### GIVEN PROBLEM
State how many lines in the listing below include the word "文藝春秋", and add nothing besides the number.

A block of data:
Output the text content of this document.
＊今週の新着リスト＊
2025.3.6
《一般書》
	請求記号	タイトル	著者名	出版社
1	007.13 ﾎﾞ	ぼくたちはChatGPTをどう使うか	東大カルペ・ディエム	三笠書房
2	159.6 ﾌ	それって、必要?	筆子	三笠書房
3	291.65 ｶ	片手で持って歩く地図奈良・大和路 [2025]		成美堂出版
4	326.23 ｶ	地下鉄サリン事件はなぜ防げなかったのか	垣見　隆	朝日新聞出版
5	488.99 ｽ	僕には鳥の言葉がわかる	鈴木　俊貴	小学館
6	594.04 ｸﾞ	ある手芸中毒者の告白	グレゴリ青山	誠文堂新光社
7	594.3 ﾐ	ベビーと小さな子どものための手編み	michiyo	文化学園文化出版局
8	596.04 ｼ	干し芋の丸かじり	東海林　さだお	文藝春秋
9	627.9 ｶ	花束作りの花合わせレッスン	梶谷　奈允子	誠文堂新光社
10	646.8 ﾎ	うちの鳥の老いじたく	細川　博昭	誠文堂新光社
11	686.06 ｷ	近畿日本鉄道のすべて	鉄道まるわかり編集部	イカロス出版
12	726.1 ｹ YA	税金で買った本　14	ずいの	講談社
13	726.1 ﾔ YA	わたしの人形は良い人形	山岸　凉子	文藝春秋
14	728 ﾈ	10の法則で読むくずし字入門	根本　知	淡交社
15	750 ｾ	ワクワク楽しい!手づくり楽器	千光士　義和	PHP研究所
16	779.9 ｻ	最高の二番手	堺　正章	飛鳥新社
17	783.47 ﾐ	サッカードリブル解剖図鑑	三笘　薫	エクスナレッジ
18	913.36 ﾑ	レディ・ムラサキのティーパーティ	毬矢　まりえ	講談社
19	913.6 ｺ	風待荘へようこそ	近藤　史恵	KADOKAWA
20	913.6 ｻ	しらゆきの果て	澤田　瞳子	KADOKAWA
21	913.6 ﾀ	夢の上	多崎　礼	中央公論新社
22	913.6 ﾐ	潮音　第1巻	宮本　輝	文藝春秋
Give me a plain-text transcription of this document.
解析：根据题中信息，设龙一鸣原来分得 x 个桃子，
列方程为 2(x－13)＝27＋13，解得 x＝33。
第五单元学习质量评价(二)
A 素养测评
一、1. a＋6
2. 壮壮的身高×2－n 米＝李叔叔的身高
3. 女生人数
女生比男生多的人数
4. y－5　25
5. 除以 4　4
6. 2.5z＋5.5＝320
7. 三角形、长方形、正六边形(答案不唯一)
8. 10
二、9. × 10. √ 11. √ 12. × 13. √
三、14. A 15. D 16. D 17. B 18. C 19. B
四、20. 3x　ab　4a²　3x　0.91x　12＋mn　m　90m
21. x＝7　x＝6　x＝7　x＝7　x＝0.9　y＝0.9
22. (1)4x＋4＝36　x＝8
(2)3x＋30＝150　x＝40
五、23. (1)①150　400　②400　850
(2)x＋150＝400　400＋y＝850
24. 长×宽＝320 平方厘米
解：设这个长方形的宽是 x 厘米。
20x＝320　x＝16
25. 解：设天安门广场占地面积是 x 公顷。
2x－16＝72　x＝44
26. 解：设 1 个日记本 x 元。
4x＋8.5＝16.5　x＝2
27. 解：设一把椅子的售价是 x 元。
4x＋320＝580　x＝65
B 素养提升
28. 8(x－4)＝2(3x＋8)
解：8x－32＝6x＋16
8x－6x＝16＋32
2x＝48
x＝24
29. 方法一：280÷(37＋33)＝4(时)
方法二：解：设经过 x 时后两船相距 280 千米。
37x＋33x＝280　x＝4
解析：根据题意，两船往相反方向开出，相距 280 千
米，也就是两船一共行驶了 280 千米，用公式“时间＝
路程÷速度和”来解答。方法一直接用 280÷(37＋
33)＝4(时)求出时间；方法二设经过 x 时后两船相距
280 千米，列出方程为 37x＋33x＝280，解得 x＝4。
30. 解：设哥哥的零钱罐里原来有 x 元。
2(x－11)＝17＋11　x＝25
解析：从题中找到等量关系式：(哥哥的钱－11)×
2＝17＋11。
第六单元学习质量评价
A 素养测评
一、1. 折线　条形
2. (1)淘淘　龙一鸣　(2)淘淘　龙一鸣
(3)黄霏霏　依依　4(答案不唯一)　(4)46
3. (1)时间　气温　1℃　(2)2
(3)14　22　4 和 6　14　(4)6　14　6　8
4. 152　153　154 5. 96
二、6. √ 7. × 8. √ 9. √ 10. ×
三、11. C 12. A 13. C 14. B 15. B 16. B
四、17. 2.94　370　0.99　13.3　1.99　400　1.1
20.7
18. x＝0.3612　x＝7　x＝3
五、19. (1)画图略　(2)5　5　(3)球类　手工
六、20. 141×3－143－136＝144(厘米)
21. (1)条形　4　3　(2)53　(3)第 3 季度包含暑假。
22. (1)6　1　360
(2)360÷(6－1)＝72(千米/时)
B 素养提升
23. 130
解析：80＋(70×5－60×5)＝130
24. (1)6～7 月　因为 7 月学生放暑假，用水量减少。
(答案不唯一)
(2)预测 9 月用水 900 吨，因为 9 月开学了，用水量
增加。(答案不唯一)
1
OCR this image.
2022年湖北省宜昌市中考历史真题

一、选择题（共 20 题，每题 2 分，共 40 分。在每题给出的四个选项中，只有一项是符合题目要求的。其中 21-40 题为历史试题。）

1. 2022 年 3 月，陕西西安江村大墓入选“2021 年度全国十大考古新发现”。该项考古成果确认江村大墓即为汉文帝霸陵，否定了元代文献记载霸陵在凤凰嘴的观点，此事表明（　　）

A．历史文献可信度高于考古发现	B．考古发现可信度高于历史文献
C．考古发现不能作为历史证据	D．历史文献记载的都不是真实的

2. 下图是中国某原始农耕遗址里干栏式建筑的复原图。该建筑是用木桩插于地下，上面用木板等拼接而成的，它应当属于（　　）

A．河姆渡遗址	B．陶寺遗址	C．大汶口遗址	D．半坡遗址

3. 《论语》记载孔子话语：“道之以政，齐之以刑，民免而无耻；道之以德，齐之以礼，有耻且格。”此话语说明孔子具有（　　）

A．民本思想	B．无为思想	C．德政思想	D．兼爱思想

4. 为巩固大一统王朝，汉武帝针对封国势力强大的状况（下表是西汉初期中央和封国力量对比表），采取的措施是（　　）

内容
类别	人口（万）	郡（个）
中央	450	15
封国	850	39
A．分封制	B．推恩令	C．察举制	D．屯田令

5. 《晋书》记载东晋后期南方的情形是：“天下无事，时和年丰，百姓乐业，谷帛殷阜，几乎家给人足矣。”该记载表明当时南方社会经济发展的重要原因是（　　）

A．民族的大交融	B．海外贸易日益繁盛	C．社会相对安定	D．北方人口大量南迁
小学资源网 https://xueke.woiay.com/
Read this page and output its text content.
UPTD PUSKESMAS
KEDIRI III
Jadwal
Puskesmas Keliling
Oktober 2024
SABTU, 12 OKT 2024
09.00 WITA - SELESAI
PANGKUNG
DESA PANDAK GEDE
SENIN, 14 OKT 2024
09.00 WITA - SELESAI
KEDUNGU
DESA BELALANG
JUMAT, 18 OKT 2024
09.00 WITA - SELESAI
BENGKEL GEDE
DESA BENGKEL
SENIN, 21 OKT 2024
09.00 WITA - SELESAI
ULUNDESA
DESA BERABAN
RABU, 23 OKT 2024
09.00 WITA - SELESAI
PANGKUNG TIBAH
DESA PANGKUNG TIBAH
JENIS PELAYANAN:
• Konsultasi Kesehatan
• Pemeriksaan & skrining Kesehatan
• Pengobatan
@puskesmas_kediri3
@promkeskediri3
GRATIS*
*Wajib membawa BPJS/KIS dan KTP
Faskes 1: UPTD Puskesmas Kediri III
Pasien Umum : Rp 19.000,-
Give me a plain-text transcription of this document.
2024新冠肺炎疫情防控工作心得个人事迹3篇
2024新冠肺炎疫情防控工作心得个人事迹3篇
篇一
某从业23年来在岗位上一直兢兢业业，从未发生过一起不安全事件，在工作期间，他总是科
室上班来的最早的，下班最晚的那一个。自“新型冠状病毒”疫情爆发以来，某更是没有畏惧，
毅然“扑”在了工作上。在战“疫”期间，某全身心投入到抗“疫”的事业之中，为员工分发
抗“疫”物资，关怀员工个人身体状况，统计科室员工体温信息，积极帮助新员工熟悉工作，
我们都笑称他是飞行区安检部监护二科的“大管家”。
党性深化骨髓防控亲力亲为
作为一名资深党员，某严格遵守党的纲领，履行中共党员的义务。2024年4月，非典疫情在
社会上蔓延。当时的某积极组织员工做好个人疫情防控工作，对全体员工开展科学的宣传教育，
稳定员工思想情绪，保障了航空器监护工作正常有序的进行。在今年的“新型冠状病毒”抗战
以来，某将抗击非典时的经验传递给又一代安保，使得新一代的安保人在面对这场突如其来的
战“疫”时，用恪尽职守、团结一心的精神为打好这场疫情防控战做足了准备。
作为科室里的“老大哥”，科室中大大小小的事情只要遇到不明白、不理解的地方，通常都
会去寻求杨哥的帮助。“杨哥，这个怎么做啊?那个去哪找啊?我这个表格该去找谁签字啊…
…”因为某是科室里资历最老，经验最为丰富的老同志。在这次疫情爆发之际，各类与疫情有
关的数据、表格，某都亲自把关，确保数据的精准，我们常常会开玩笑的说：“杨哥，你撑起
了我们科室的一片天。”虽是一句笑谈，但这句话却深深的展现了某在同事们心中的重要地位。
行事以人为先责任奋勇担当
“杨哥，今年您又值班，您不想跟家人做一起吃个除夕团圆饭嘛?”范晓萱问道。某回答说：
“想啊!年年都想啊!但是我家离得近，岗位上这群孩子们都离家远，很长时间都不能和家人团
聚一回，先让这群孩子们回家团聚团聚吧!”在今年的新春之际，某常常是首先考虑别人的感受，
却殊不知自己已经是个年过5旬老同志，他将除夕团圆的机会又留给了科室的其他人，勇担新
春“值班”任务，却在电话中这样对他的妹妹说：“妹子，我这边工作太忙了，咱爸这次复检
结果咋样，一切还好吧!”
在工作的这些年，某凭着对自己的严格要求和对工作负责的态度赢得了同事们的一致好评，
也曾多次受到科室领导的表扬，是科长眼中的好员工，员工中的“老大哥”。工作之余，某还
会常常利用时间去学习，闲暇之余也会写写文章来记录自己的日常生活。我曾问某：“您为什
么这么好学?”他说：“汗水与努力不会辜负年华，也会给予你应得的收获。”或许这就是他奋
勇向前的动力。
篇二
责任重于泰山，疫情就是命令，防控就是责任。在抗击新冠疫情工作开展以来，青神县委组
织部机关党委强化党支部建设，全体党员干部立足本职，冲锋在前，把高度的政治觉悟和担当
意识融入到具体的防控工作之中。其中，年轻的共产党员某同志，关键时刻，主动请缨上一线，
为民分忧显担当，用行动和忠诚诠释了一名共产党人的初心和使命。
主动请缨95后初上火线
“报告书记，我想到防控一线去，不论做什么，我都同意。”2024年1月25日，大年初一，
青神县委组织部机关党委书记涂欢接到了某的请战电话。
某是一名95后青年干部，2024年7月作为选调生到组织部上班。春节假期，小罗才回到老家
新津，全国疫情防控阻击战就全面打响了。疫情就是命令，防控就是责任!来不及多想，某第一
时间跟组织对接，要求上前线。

### EXERCISE RESULT
3